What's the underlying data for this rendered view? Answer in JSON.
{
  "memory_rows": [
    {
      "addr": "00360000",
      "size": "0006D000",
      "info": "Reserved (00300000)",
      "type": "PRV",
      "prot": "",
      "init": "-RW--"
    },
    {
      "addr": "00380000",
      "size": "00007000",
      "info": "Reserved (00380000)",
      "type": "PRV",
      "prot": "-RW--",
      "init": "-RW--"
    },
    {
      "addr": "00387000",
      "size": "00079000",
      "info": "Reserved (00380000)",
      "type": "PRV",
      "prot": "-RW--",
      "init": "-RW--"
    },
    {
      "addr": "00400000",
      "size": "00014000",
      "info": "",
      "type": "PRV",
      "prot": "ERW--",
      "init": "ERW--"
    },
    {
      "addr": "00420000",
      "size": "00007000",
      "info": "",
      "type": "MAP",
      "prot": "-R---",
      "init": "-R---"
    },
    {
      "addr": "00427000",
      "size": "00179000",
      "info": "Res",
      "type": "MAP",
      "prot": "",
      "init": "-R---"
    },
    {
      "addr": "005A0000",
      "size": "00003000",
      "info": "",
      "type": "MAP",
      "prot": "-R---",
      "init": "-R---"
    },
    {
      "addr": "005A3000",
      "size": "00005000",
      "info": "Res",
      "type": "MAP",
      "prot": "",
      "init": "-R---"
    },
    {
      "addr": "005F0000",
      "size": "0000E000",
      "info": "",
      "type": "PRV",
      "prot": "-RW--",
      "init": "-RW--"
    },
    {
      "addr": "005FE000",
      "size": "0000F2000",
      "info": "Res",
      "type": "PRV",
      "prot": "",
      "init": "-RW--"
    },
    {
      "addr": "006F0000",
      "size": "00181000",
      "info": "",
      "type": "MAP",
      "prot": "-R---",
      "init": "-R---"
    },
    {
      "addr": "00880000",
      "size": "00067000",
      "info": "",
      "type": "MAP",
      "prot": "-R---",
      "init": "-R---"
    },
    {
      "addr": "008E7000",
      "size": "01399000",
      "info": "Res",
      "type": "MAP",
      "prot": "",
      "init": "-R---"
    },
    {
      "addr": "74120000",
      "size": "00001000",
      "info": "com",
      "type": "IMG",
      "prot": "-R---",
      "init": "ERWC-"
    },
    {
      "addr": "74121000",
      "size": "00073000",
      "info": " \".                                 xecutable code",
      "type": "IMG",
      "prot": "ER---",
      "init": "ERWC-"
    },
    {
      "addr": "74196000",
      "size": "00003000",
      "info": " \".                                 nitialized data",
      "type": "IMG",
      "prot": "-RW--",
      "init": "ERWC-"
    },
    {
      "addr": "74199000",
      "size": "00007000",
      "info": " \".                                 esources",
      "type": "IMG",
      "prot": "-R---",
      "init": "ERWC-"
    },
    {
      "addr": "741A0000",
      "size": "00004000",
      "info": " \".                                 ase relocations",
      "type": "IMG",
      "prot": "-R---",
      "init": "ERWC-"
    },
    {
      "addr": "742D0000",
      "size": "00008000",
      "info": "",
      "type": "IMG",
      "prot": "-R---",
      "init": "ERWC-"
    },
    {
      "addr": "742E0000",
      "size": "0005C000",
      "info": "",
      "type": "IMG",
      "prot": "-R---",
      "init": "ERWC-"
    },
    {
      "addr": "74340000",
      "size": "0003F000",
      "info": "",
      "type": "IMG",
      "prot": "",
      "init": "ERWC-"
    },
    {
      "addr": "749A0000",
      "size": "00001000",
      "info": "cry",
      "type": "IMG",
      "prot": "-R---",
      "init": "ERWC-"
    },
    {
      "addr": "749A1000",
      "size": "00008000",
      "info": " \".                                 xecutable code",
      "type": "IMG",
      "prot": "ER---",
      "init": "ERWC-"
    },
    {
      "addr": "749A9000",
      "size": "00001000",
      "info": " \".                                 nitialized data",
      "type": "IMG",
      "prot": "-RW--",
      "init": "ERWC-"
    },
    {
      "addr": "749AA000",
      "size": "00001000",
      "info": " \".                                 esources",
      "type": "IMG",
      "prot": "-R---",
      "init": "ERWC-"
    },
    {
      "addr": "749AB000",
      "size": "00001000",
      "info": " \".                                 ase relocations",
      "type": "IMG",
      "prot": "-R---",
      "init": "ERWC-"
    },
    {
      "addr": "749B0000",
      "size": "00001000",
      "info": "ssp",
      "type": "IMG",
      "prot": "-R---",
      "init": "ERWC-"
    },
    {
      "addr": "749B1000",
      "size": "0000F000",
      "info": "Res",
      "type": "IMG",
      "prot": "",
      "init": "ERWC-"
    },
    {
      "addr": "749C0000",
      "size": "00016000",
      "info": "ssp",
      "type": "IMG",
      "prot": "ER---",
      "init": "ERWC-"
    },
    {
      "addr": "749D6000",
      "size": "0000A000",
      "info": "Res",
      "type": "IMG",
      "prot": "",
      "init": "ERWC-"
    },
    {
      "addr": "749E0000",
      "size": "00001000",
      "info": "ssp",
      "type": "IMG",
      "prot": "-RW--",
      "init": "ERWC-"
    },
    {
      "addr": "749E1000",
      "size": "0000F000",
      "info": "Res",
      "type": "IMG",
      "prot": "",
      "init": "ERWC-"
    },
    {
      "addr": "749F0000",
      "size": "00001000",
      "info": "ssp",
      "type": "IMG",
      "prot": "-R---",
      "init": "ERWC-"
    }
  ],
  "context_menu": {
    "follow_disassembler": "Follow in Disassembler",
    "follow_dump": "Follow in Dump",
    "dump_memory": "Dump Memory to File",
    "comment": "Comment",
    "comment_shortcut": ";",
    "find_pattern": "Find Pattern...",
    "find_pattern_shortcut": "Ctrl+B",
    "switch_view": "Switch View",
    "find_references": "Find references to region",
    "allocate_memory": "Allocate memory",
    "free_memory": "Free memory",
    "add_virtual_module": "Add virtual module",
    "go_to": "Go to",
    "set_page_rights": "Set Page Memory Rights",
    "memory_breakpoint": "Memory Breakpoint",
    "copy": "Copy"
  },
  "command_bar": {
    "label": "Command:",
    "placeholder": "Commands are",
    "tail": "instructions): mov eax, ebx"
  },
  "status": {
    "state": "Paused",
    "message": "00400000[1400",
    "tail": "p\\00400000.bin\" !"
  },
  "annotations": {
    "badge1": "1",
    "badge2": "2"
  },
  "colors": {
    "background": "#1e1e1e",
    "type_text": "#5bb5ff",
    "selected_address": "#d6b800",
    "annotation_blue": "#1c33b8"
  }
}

→ **WHAT THIS TASK INVOLVES**: Please copy out each record, character for character.

→ **FULL SOLUTION**:
What's the underlying data for this rendered view? Answer in JSON.
{
  "memory_rows": [
    {
      "addr": "00360000",
      "size": "0006D000",
      "info": "Reserved (00300000)",
      "type": "PRV",
      "prot": "",
      "init": "-RW--"
    },
    {
      "addr": "00380000",
      "size": "00007000",
      "info": "Reserved (00380000)",
      "type": "PRV",
      "prot": "-RW--",
      "init": "-RW--"
    },
    {
      "addr": "00387000",
      "size": "00079000",
      "info": "Reserved (00380000)",
      "type": "PRV",
      "prot": "-RW--",
      "init": "-RW--"
    },
    {
      "addr": "00400000",
      "size": "00014000",
      "info": "",
      "type": "PRV",
      "prot": "ERW--",
      "init": "ERW--"
    },
    {
      "addr": "00420000",
      "size": "00007000",
      "info": "",
      "type": "MAP",
      "prot": "-R---",
      "init": "-R---"
    },
    {
      "addr": "00427000",
      "size": "00179000",
      "info": "Res",
      "type": "MAP",
      "prot": "",
      "init": "-R---"
    },
    {
      "addr": "005A0000",
      "size": "00003000",
      "info": "",
      "type": "MAP",
      "prot": "-R---",
      "init": "-R---"
    },
    {
      "addr": "005A3000",
      "size": "00005000",
      "info": "Res",
      "type": "MAP",
      "prot": "",
      "init": "-R---"
    },
    {
      "addr": "005F0000",
      "size": "0000E000",
      "info": "",
      "type": "PRV",
      "prot": "-RW--",
      "init": "-RW--"
    },
    {
      "addr": "005FE000",
      "size": "0000F2000",
      "info": "Res",
      "type": "PRV",
      "prot": "",
      "init": "-RW--"
    },
    {
      "addr": "006F0000",
      "size": "00181000",
      "info": "",
      "type": "MAP",
      "prot": "-R---",
      "init": "-R---"
    },
    {
      "addr": "00880000",
      "size": "00067000",
      "info": "",
      "type": "MAP",
      "prot": "-R---",
      "init": "-R---"
    },
    {
      "addr": "008E7000",
      "size": "01399000",
      "info": "Res",
      "type": "MAP",
      "prot": "",
      "init": "-R---"
    },
    {
      "addr": "74120000",
      "size": "00001000",
      "info": "com",
      "type": "IMG",
      "prot": "-R---",
      "init": "ERWC-"
    },
    {
      "addr": "74121000",
      "size": "00073000",
      "info": " \".                                 xecutable code",
      "type": "IMG",
      "prot": "ER---",
      "init": "ERWC-"
    },
    {
      "addr": "74196000",
      "size": "00003000",
      "info": " \".                                 nitialized data",
      "type": "IMG",
      "prot": "-RW--",
      "init": "ERWC-"
    },
    {
      "addr": "74199000",
      "size": "00007000",
      "info": " \".                                 esources",
      "type": "IMG",
      "prot": "-R---",
      "init": "ERWC-"
    },
    {
      "addr": "741A0000",
      "size": "00004000",
      "info": " \".                                 ase relocations",
      "type": "IMG",
      "prot": "-R---",
      "init": "ERWC-"
    },
    {
      "addr": "742D0000",
      "size": "00008000",
      "info": "",
      "type": "IMG",
      "prot": "-R---",
      "init": "ERWC-"
    },
    {
      "addr": "742E0000",
      "size": "0005C000",
      "info": "",
      "type": "IMG",
      "prot": "-R---",
      "init": "ERWC-"
    },
    {
      "addr": "74340000",
      "size": "0003F000",
      "info": "",
      "type": "IMG",
      "prot": "",
      "init": "ERWC-"
    },
    {
      "addr": "749A0000",
      "size": "00001000",
      "info": "cry",
      "type": "IMG",
      "prot": "-R---",
      "init": "ERWC-"
    },
    {
      "addr": "749A1000",
      "size": "00008000",
      "info": " \".                                 xecutable code",
      "type": "IMG",
      "prot": "ER---",
      "init": "ERWC-"
    },
    {
      "addr": "749A9000",
      "size": "00001000",
      "info": " \".                                 nitialized data",
      "type": "IMG",
      "prot": "-RW--",
      "init": "ERWC-"
    },
    {
      "addr": "749AA000",
      "size": "00001000",
      "info": " \".                                 esources",
      "type": "IMG",
      "prot": "-R---",
      "init": "ERWC-"
    },
    {
      "addr": "749AB000",
      "size": "00001000",
      "info": " \".                                 ase relocations",
      "type": "IMG",
      "prot": "-R---",
      "init": "ERWC-"
    },
    {
      "addr": "749B0000",
      "size": "00001000",
      "info": "ssp",
      "type": "IMG",
      "prot": "-R---",
      "init": "ERWC-"
    },
    {
      "addr": "749B1000",
      "size": "0000F000",
      "info": "Res",
      "type": "IMG",
      "prot": "",
      "init": "ERWC-"
    },
    {
      "addr": "749C0000",
      "size": "00016000",
      "info": "ssp",
      "type": "IMG",
      "prot": "ER---",
      "init": "ERWC-"
    },
    {
      "addr": "749D6000",
      "size": "0000A000",
      "info": "Res",
      "type": "IMG",
      "prot": "",
      "init": "ERWC-"
    },
    {
      "addr": "749E0000",
      "size": "00001000",
      "info": "ssp",
      "type": "IMG",
      "prot": "-RW--",
      "init": "ERWC-"
    },
    {
      "addr": "749E1000",
      "size": "0000F000",
      "info": "Res",
      "type": "IMG",
      "prot": "",
      "init": "ERWC-"
    },
    {
      "addr": "749F0000",
      "size": "00001000",
      "info": "ssp",
      "type": "IMG",
      "prot": "-R---",
      "init": "ERWC-"
    }
  ],
  "context_menu": {
    "follow_disassembler": "Follow in Disassembler",
    "follow_dump": "Follow in Dump",
    "dump_memory": "Dump Memory to File",
    "comment": "Comment",
    "comment_shortcut": ";",
    "find_pattern": "Find Pattern...",
    "find_pattern_shortcut": "Ctrl+B",
    "switch_view": "Switch View",
    "find_references": "Find references to region",
    "allocate_memory": "Allocate memory",
    "free_memory": "Free memory",
    "add_virtual_module": "Add virtual module",
    "go_to": "Go to",
    "set_page_rights": "Set Page Memory Rights",
    "memory_breakpoint": "Memory Breakpoint",
    "copy": "Copy"
  },
  "command_bar": {
    "label": "Command:",
    "placeholder": "Commands are",
    "tail": "instructions): mov eax, ebx"
  },
  "status": {
    "state": "Paused",
    "message": "00400000[1400",
    "tail": "p\\00400000.bin\" !"
  },
  "annotations": {
    "badge1": "1",
    "badge2": "2"
  },
  "colors": {
    "background": "#1e1e1e",
    "type_text": "#5bb5ff",
    "selected_address": "#d6b800",
    "annotation_blue": "#1c33b8"
  }
}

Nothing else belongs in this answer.